● **PROBLEM**
From the entries that follow, pick out all lines holding "любознательных".
Start of SUPPLIED ENTRIES
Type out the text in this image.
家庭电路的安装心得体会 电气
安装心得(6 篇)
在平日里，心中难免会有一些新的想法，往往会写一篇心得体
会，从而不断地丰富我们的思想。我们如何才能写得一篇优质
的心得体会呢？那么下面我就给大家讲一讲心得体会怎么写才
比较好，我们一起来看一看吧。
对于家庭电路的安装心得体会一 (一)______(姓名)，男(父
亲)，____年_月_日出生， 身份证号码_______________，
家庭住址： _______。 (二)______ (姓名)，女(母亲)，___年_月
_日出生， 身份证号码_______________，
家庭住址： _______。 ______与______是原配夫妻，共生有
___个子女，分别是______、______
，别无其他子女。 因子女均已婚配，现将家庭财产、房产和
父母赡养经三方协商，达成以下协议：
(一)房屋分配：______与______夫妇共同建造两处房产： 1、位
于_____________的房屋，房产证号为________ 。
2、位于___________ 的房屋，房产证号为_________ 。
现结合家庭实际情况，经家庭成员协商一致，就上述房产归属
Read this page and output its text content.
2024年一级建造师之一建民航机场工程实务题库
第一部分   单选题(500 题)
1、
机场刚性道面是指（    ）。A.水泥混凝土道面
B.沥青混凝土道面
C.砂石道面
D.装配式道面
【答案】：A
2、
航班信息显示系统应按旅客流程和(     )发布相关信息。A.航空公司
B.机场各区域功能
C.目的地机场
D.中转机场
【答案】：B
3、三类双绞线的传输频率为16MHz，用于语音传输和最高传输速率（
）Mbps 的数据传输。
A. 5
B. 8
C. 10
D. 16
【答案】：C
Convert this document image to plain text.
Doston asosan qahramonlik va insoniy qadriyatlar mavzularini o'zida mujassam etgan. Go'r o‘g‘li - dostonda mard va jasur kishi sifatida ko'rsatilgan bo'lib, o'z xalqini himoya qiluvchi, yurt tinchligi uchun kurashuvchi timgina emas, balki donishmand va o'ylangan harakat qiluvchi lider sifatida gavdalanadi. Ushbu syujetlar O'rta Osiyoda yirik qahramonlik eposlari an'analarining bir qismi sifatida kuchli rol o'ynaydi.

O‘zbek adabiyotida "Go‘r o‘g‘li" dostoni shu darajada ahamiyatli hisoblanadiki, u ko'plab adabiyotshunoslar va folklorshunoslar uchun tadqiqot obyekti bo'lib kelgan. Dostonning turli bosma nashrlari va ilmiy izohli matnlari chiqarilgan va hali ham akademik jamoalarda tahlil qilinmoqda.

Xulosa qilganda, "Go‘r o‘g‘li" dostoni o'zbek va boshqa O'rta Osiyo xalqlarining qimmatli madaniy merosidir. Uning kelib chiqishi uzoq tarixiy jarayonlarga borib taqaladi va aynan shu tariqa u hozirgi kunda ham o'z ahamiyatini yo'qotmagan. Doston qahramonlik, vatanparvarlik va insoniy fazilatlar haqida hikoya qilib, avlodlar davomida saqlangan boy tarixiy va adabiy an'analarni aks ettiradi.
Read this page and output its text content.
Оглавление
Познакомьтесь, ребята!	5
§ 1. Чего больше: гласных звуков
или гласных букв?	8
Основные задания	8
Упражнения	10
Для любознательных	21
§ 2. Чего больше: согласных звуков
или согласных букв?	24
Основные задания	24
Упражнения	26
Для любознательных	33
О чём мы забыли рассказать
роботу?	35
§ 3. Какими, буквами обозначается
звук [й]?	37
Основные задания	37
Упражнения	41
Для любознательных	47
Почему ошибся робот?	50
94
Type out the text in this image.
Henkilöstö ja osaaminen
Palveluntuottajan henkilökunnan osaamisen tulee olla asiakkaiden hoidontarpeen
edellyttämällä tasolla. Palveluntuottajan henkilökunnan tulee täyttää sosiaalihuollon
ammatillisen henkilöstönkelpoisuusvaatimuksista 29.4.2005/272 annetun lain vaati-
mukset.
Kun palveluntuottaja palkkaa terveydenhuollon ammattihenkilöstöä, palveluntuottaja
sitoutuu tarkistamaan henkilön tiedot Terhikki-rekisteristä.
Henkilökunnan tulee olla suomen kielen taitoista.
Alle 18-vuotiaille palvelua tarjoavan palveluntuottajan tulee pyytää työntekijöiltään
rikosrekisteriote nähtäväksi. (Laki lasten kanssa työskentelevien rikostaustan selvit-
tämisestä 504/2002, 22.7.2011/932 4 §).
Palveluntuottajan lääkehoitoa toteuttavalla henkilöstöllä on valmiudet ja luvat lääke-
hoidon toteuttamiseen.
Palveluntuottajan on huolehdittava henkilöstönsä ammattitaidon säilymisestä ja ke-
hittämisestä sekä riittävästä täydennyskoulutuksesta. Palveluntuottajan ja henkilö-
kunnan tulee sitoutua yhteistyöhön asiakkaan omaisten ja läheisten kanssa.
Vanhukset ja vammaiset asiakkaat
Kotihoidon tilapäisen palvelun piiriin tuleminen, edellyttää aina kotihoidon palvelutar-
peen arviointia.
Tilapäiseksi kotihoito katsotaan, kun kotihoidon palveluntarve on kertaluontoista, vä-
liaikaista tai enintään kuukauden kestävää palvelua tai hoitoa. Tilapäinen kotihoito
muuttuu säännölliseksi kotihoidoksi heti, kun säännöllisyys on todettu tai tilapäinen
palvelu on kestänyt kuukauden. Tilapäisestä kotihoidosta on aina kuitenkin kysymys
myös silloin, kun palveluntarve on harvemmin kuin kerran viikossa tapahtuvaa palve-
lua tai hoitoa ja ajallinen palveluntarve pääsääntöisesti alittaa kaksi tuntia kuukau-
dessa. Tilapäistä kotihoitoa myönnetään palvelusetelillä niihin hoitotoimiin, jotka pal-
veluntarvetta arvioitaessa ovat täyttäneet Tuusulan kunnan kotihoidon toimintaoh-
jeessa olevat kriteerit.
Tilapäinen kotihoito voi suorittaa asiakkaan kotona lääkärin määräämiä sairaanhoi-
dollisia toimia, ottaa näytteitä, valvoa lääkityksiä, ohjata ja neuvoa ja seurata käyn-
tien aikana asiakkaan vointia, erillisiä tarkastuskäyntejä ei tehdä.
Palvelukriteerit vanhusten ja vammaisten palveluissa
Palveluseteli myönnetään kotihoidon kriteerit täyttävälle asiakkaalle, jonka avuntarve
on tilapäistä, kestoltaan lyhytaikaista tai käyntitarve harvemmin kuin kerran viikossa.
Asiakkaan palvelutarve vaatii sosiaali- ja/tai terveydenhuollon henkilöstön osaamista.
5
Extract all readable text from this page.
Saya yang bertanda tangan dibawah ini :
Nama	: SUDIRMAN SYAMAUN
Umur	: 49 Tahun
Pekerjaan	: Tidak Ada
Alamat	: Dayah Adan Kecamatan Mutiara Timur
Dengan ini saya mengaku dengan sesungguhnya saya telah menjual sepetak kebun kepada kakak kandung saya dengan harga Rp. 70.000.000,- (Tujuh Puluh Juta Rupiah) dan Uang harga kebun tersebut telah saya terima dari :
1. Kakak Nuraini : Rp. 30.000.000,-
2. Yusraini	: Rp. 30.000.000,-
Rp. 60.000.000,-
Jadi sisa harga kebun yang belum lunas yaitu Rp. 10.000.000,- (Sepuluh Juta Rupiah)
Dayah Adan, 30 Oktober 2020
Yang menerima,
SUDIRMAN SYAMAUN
End of SUPPLIED ENTRIES
● **WRITTEN ANSWER**
Для любознательных	21
Для любознательных	33
Для любознательных	47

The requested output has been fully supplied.